Some photogenic police officers in Gainesville, Florida, have been getting a lot of social media attention lately.

Move over, boys in blue. There are some lean linemen from the Mississippi Gulf Coast who are lining up to take your place.

A photo of four linemen from Coast Electric Power Association assisting in Florida’s recovery after Hurricane Irma has captured a lot of attention — and apparently fluttered a lot of hearts — after it was posted on Coast EPA’s Facebook page on Sept. 16.

Since then, it has gotten more than 8,200 likes and 15,392 shares. Among the 1,256 comments, many of which are simple thanks for their hard work, are “REAL Mississippi Men!!! Thank you for helping my family and friends,” “Oh my what a crew! Come fix my wiring!” “Hope someone always is keeping watch for the crocs!!” “Wowza! My linemen don’t look like that!” “Screw the hot cop challenge that’s going around I’d rather look at y’all!! I’ll knock my power out if y’all r coming to fix it” and several echoing “Wow! These guys should do a charity calendar!!”

Funny you say that. Because Coast Electric really is working on a calendar featuring the company’s linemen. In fact, the calendar was in the works even before Irma-threatened Florida.

“We started working on it a couple of weeks before the storm,” said April Lollar, Coast EPA director of communications. “We had already had several photo shoots for the calendar. Coast Electric always has a free calendar for our customers, but we had planned to do one with the linemen and sell it to benefit community service in the counties we serve. With all of these storms that have been happening, and after the response to this photo, we could see this is an opportunity to do something to help the storm victims.”

The photo shows the four men in water in a swampy-looking area. Lollar said the Coast EPA employees who were dispatched to Florida helped Clay Electric, a large electric co-op on the eastern side of Florida.

“They have about 170,000 members and at the height of the storm, 152,000 of them were without power,” she said. “Our guys just got back Wednesday. There were 29 of our guys there.”

Several people have asked why electric linemen were in the water. It really was work related, Lollar said.

“They were just working. They jumped in the water because trees had fallen down on top of lines and all of it was in the water,” she said. “They weren’t sure how deep it was, so for the first two who jumped in, it was over their heads. Someone said that, if you didn’t bring a change of clothes along, you might want to at least take off your shirt. Well, one of the guys hadn’t brought extra clothes, so he took his shirt off.”

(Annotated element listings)
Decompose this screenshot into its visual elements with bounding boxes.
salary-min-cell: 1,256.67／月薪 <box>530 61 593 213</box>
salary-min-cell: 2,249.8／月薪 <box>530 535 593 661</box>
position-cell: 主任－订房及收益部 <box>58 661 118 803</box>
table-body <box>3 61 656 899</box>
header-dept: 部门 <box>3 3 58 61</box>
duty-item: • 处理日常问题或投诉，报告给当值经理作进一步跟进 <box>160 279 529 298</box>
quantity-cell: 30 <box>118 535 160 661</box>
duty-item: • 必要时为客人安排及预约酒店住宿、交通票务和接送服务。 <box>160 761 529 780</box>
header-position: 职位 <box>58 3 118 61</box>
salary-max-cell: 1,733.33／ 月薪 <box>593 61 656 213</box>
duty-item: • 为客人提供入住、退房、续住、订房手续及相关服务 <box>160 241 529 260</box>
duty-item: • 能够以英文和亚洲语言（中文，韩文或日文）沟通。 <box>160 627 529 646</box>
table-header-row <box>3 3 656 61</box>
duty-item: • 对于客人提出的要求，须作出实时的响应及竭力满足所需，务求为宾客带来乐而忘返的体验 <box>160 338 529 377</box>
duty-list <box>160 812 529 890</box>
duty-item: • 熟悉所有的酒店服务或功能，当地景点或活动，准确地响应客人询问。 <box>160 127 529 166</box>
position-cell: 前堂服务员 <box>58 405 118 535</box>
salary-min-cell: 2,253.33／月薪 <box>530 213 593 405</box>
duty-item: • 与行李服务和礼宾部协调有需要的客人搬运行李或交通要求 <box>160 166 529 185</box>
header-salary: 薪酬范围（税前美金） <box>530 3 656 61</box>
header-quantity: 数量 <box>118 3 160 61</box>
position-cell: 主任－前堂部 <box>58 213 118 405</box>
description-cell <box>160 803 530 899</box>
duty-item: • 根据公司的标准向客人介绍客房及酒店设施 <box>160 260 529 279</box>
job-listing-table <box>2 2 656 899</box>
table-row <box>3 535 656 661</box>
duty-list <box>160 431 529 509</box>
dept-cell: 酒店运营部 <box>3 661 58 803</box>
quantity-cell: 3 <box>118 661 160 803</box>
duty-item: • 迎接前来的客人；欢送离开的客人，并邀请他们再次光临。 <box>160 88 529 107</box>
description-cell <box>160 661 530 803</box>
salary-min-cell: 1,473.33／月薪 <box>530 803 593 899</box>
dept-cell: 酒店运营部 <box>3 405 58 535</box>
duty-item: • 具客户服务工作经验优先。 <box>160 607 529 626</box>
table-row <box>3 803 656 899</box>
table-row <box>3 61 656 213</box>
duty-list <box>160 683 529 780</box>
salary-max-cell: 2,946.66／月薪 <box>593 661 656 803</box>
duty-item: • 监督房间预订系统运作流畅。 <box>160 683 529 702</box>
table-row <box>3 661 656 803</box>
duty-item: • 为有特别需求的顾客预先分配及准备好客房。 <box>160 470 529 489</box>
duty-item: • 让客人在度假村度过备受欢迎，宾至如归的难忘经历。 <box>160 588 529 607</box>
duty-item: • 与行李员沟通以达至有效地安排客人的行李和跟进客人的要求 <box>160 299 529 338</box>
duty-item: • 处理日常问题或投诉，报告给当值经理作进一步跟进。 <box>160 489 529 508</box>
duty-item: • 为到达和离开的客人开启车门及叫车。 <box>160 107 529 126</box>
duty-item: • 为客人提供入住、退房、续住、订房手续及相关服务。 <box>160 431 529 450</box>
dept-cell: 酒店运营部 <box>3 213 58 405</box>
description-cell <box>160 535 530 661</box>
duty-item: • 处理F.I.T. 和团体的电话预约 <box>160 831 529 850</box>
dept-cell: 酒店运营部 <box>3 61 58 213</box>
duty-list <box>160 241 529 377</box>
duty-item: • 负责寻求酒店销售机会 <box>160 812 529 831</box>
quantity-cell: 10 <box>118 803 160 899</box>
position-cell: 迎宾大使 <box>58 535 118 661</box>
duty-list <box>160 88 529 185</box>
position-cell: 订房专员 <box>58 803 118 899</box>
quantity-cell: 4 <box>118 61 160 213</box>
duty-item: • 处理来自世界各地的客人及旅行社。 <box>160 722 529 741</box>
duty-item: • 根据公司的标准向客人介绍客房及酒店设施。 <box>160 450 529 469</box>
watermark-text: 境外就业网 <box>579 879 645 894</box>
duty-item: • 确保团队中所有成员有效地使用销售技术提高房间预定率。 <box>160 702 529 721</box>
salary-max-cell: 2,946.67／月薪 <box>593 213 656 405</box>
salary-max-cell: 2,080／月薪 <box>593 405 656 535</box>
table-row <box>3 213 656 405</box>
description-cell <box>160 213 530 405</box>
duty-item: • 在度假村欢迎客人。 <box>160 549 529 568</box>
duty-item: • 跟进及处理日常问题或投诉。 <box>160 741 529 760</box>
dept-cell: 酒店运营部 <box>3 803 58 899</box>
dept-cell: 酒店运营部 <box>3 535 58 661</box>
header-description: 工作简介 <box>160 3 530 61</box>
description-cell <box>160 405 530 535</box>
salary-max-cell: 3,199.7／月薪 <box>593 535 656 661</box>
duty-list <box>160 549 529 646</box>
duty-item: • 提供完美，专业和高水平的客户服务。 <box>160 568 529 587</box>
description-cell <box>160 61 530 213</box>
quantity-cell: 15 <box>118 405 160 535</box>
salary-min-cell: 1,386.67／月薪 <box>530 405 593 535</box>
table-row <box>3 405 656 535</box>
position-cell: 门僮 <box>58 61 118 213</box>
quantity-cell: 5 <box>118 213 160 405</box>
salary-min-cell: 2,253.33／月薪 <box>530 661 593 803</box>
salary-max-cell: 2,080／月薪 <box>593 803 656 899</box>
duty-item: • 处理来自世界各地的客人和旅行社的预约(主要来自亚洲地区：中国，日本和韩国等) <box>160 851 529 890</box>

▶ _Requirements_:
- a) Print the passage of the Coast Electric linemen article from "The photo shows" to "related, Lollar said.".
- b) Write what comes next in the Coast Electric linemen article, picking up right after its final sentence.

▶ _Answers by task_:
- a)
The photo shows the four men in water in a swampy-looking area. Lollar said the Coast EPA employees who were dispatched to Florida helped Clay Electric, a large electric co-op on the eastern side of Florida.

“They have about 170,000 members and at the height of the storm, 152,000 of them were without power,” she said. “Our guys just got back Wednesday. There were 29 of our guys there.”

Several people have asked why electric linemen were in the water. It really was work related, Lollar said.

- b)
The linemen also hadn’t planned to “pose,” she said.

“They were just there working and one of the guys who wasn’t in the water snapped the picture,” Lollar said. “We ask them to take pictures when they go out on a job so we can post them and let people know help is there, working to get their power restored. That’s what this picture was intended for. ‘Hey, this is what we’re doing.’ Then we started getting all these admiration comments! It’s been crazy. They’ve been having fun reading the comments, too.”

The calendar photos do feature Coast Electric’s linemen, but they’re dressed in their regular workclothes, Lollar said.

“We thought a lot of them would be bashful or shy and balk at doing it, but they were enthusiastic and saying ‘Sign me up’ and telling us what month they wanted to be,” she said.

Lollar said the calendars should be available within a month.

“The photos are all done, and we’re working on it now,” she said. “We’ll still have the free regular calendars for our customers, but the money we raise from the linemen calendar will go to storm recovery efforts. This calendar will be available at all our offices.”

The price likely will be between $10 and $15, she said, “and we’re likely to have some folks in Florida who want it, too.”

As for the photo that stirred the hearts of thousands, Lollar said she and others working on the project will have to check its resolution to see if it can be part of the calendar.